◆ Exercise task ◆
All of the entries must be reproduced exactly, with no images carried over.

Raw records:
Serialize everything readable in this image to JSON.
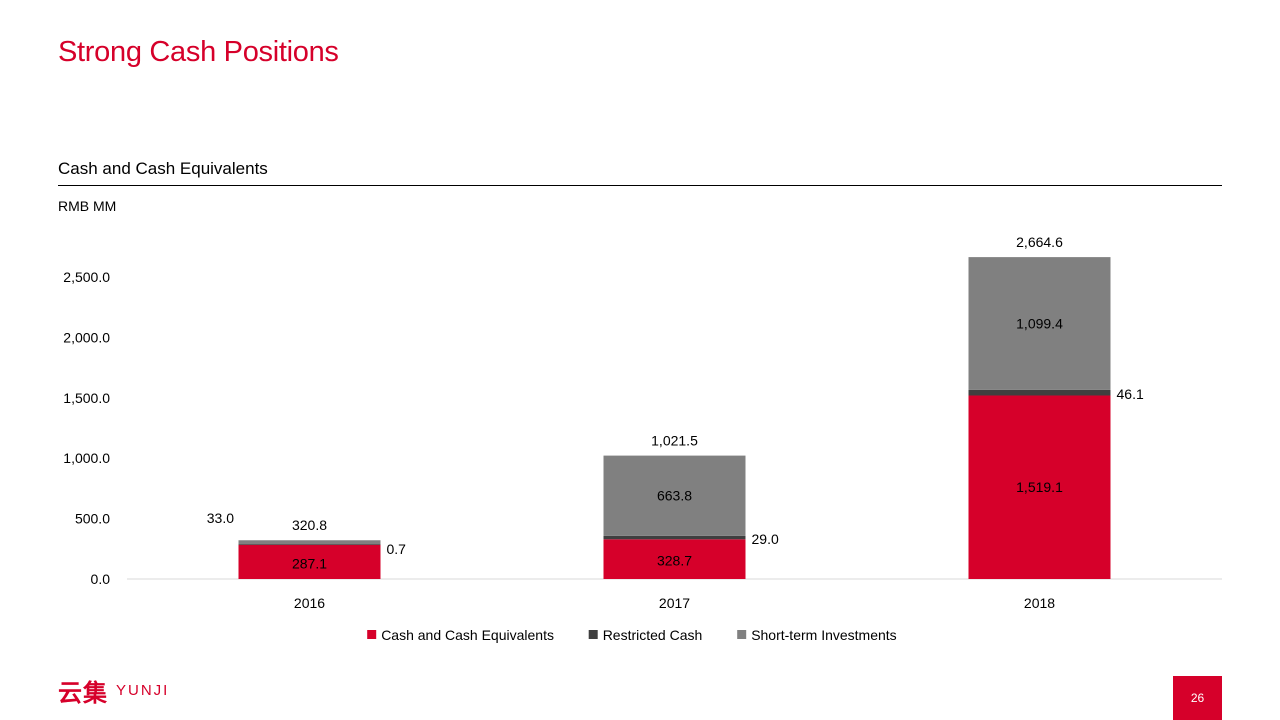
{
  "page": {
    "title": "Strong Cash Positions",
    "section_title": "Cash and Cash Equivalents",
    "unit": "RMB MM",
    "logo_cn": "云集",
    "logo_en": "YUNJI",
    "page_number": "26"
  },
  "colors": {
    "accent": "#d6002a",
    "cash": "#d6002a",
    "restricted": "#3f3f3f",
    "short_term": "#808080"
  },
  "chart_data": {
    "type": "bar",
    "stacked": true,
    "categories": [
      "2016",
      "2017",
      "2018"
    ],
    "series": [
      {
        "name": "Cash and Cash Equivalents",
        "values": [
          287.1,
          328.7,
          1519.1
        ],
        "labels": [
          "287.1",
          "328.7",
          "1,519.1"
        ],
        "color": "#d6002a"
      },
      {
        "name": "Restricted Cash",
        "values": [
          0.7,
          29.0,
          46.1
        ],
        "labels": [
          "0.7",
          "29.0",
          "46.1"
        ],
        "color": "#3f3f3f"
      },
      {
        "name": "Short-term Investments",
        "values": [
          33.0,
          663.8,
          1099.4
        ],
        "labels": [
          "33.0",
          "663.8",
          "1,099.4"
        ],
        "color": "#808080"
      }
    ],
    "totals": [
      320.8,
      1021.5,
      2664.6
    ],
    "total_labels": [
      "320.8",
      "1,021.5",
      "2,664.6"
    ],
    "y_ticks": [
      0,
      500,
      1000,
      1500,
      2000,
      2500
    ],
    "y_tick_labels": [
      "0.0",
      "500.0",
      "1,000.0",
      "1,500.0",
      "2,000.0",
      "2,500.0"
    ],
    "ylim": [
      0,
      2700
    ],
    "legend_position": "bottom",
    "grid": false
  }
}
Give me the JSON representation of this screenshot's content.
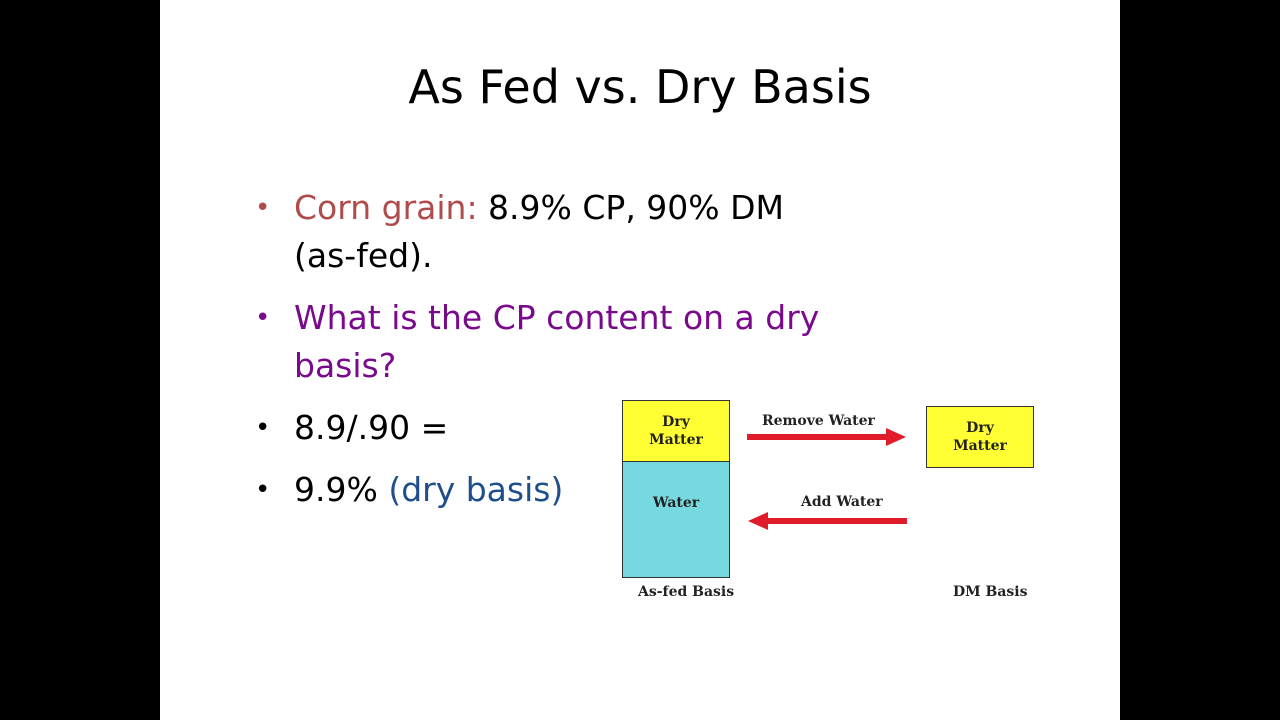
{
  "slide": {
    "title": "As Fed vs. Dry Basis",
    "bullets": [
      {
        "prefix": "Corn grain:",
        "text": " 8.9% CP, 90% DM (as-fed)."
      },
      {
        "text": "What is the CP content on a dry basis?"
      },
      {
        "text": "8.9/.90 ="
      },
      {
        "text": "9.9% ",
        "suffix": "(dry basis)"
      }
    ],
    "bullet_symbol": "•"
  },
  "diagram": {
    "asfed_dry": "Dry Matter",
    "asfed_water": "Water",
    "dm_dry": "Dry Matter",
    "remove_water": "Remove Water",
    "add_water": "Add Water",
    "asfed_label": "As-fed Basis",
    "dm_label": "DM Basis",
    "colors": {
      "dry_matter": "#ffff33",
      "water": "#77d9e0",
      "arrow": "#e01b2a"
    }
  }
}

◆ Output below ◆
Serialize everything readable in this image to JSON.
{
  "page": {
    "title": "Strong Cash Positions",
    "section_title": "Cash and Cash Equivalents",
    "unit": "RMB MM",
    "logo_cn": "云集",
    "logo_en": "YUNJI",
    "page_number": "26"
  },
  "colors": {
    "accent": "#d6002a",
    "cash": "#d6002a",
    "restricted": "#3f3f3f",
    "short_term": "#808080"
  },
  "chart_data": {
    "type": "bar",
    "stacked": true,
    "categories": [
      "2016",
      "2017",
      "2018"
    ],
    "series": [
      {
        "name": "Cash and Cash Equivalents",
        "values": [
          287.1,
          328.7,
          1519.1
        ],
        "labels": [
          "287.1",
          "328.7",
          "1,519.1"
        ],
        "color": "#d6002a"
      },
      {
        "name": "Restricted Cash",
        "values": [
          0.7,
          29.0,
          46.1
        ],
        "labels": [
          "0.7",
          "29.0",
          "46.1"
        ],
        "color": "#3f3f3f"
      },
      {
        "name": "Short-term Investments",
        "values": [
          33.0,
          663.8,
          1099.4
        ],
        "labels": [
          "33.0",
          "663.8",
          "1,099.4"
        ],
        "color": "#808080"
      }
    ],
    "totals": [
      320.8,
      1021.5,
      2664.6
    ],
    "total_labels": [
      "320.8",
      "1,021.5",
      "2,664.6"
    ],
    "y_ticks": [
      0,
      500,
      1000,
      1500,
      2000,
      2500
    ],
    "y_tick_labels": [
      "0.0",
      "500.0",
      "1,000.0",
      "1,500.0",
      "2,000.0",
      "2,500.0"
    ],
    "ylim": [
      0,
      2700
    ],
    "legend_position": "bottom",
    "grid": false
  }
}
Give me the JSON representation of this screenshot's content.
{
  "slide": {
    "title": "As Fed vs. Dry Basis",
    "bullets": [
      {
        "prefix": "Corn grain:",
        "text": " 8.9% CP, 90% DM (as-fed)."
      },
      {
        "text": "What is the CP content on a dry basis?"
      },
      {
        "text": "8.9/.90 ="
      },
      {
        "text": "9.9% ",
        "suffix": "(dry basis)"
      }
    ],
    "bullet_symbol": "•"
  },
  "diagram": {
    "asfed_dry": "Dry Matter",
    "asfed_water": "Water",
    "dm_dry": "Dry Matter",
    "remove_water": "Remove Water",
    "add_water": "Add Water",
    "asfed_label": "As-fed Basis",
    "dm_label": "DM Basis",
    "colors": {
      "dry_matter": "#ffff33",
      "water": "#77d9e0",
      "arrow": "#e01b2a"
    }
  }
}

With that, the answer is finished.